# [Set exercise]
Pull out each row below that contains the string "Analysis" and copy those rows in full.

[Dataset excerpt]
# # #
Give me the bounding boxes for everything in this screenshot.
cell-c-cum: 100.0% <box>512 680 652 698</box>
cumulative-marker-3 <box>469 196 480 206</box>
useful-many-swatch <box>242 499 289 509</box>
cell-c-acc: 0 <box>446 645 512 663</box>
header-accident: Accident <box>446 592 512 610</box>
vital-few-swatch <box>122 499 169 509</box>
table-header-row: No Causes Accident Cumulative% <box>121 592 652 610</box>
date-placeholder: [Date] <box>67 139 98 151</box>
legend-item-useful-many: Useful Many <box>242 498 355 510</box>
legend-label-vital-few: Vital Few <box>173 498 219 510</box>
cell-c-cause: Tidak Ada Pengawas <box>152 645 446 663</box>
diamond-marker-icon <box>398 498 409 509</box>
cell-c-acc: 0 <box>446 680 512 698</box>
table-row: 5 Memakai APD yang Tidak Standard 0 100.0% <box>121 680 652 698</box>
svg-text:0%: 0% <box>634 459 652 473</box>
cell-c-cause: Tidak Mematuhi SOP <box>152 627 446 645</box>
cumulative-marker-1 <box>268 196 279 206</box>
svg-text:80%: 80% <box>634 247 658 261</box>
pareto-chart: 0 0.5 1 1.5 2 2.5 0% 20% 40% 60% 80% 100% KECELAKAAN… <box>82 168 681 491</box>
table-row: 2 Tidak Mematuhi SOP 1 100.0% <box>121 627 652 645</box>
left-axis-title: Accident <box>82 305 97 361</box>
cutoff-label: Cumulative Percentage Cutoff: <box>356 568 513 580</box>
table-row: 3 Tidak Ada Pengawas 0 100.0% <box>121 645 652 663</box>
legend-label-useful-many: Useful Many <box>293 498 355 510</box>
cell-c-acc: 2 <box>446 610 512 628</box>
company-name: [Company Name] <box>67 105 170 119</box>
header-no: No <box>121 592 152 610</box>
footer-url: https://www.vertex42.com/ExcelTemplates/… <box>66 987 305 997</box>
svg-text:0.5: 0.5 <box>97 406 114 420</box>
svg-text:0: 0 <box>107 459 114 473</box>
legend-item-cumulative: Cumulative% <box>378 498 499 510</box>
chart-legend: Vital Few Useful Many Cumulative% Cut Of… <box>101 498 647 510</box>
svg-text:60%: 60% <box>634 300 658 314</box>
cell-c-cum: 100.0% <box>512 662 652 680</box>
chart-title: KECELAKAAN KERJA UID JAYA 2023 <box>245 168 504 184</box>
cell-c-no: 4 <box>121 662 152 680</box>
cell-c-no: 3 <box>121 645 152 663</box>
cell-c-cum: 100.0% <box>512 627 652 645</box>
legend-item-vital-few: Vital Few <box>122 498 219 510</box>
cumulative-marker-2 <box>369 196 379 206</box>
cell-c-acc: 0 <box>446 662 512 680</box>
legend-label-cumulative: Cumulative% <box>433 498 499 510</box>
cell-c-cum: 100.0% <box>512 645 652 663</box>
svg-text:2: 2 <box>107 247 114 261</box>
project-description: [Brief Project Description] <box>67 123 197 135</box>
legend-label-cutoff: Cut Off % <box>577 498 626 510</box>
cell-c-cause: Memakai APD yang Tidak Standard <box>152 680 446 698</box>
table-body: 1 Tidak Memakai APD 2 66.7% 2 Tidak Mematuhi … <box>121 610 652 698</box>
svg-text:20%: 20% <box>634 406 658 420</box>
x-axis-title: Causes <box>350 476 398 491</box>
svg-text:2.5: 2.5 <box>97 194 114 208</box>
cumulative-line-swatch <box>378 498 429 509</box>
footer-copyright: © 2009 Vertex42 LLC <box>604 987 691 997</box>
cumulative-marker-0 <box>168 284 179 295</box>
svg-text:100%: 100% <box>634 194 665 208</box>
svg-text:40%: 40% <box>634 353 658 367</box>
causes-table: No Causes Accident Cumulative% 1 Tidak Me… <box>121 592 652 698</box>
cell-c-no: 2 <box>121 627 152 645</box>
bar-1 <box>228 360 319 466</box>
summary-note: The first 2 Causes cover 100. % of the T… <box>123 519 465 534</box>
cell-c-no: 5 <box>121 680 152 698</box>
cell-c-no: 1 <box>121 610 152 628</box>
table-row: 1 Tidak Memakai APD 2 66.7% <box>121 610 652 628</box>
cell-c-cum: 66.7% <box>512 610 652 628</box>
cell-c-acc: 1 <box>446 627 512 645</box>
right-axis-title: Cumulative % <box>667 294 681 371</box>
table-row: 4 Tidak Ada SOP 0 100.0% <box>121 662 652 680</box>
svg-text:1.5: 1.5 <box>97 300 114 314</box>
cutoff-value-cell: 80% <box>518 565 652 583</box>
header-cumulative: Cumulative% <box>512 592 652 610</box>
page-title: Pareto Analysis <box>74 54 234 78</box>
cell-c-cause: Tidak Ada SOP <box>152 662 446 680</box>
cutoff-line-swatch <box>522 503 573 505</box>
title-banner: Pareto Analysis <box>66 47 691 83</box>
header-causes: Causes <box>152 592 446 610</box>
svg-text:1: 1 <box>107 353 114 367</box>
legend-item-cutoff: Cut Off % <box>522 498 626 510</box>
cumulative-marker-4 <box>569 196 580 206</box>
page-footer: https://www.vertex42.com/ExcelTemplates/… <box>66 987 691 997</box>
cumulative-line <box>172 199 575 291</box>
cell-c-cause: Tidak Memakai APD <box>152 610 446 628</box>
# # #
# [Task response]
page-title: Pareto Analysis <box>74 54 234 78</box>
title-banner: Pareto Analysis <box>66 47 691 83</box>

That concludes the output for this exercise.